• [Task description]: Find the string "fields" in the listing and report every line that has it.

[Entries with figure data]
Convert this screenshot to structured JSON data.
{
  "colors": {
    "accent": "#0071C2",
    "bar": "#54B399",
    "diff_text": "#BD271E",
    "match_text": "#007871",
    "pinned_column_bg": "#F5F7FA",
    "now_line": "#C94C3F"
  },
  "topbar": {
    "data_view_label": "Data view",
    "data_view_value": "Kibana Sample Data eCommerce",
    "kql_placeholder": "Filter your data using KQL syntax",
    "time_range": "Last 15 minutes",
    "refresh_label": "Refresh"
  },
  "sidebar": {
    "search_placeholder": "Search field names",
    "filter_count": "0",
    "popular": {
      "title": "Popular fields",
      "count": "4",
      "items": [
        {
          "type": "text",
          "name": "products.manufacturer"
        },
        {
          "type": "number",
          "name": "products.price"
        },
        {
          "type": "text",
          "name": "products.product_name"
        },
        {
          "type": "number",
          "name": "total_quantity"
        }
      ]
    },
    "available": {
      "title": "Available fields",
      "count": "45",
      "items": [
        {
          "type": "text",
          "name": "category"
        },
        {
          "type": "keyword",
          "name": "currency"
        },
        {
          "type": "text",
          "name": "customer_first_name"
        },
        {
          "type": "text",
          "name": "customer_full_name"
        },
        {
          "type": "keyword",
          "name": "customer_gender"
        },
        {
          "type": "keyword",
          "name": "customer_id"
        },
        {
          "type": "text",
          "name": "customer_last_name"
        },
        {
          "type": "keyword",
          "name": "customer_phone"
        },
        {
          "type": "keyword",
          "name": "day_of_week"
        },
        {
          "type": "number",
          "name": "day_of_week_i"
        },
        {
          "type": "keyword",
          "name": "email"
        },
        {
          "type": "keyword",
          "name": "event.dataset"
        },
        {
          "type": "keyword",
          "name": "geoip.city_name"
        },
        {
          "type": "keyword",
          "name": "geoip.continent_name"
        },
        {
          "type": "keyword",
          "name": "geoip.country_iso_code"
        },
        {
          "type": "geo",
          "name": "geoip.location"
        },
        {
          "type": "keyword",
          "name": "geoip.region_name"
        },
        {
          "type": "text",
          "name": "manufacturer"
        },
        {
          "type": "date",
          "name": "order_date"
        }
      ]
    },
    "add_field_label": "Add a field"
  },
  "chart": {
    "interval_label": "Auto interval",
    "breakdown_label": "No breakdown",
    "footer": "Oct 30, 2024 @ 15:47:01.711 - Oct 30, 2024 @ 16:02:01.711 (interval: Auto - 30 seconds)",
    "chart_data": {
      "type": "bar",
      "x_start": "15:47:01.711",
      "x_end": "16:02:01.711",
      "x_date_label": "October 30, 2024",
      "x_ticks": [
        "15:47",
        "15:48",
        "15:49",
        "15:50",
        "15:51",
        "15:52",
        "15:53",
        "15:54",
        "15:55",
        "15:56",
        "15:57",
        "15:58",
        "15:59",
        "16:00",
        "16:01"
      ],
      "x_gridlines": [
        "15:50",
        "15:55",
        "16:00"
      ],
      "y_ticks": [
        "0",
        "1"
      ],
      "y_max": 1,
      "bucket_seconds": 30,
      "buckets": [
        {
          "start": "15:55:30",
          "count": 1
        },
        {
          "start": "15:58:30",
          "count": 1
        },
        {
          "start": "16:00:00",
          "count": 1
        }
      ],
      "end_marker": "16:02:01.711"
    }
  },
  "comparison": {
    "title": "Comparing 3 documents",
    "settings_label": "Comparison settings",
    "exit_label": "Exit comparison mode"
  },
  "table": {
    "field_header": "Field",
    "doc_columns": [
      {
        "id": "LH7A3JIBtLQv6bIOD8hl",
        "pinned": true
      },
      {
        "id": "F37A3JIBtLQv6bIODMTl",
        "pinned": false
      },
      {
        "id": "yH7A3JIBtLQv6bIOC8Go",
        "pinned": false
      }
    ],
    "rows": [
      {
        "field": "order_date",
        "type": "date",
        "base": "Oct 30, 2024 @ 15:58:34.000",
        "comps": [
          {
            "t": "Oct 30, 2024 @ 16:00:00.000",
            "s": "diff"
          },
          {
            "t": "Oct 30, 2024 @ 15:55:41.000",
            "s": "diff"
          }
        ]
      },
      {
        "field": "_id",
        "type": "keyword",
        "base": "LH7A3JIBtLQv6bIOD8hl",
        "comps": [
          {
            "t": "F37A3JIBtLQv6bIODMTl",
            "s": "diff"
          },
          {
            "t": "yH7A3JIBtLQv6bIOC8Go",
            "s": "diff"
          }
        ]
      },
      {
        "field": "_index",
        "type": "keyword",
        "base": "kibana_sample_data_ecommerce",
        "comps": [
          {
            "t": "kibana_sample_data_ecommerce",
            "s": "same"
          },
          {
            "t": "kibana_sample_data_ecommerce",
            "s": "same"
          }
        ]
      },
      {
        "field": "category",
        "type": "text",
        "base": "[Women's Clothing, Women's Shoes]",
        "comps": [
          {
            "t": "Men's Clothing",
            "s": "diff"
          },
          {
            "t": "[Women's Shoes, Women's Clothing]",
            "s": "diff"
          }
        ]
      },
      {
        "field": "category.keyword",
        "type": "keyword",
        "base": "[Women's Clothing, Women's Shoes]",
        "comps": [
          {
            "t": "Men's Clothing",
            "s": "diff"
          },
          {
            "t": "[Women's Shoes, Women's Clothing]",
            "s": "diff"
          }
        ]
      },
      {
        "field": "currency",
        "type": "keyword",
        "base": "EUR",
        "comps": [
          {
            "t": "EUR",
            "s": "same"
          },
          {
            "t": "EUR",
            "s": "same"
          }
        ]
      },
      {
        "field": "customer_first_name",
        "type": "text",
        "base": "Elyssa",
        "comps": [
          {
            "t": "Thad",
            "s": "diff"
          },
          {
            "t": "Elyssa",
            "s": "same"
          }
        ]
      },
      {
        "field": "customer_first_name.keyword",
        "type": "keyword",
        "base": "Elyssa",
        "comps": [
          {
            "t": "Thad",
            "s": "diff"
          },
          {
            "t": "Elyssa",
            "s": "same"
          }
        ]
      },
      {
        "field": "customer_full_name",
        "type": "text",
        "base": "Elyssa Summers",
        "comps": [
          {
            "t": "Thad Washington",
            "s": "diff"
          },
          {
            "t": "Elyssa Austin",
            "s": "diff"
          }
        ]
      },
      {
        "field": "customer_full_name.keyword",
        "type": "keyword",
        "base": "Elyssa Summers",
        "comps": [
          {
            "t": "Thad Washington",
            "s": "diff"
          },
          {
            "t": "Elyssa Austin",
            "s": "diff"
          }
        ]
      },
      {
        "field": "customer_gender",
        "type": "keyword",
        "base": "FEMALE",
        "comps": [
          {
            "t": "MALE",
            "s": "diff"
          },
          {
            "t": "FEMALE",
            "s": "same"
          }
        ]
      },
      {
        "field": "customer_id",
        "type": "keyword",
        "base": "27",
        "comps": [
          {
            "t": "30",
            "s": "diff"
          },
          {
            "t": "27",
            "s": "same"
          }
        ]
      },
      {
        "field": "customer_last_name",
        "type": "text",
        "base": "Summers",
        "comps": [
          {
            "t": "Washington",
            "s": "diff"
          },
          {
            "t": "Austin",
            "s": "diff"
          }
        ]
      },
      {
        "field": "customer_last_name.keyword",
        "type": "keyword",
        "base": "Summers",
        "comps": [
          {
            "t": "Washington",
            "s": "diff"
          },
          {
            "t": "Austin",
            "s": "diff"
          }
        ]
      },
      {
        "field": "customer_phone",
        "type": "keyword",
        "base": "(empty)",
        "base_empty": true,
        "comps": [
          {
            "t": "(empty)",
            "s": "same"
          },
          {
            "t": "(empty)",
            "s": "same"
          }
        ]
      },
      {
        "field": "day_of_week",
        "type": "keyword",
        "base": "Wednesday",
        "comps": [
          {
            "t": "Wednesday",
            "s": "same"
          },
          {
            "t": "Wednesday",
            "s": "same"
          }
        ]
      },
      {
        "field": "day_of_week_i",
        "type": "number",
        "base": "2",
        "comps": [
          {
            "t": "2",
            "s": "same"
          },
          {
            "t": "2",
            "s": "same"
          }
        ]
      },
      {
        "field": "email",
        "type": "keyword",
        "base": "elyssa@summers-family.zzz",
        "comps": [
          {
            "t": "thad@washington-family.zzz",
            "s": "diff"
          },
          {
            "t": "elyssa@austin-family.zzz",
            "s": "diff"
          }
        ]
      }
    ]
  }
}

• [Solution]:
      "title": "Popular fields",
      "title": "Available fields",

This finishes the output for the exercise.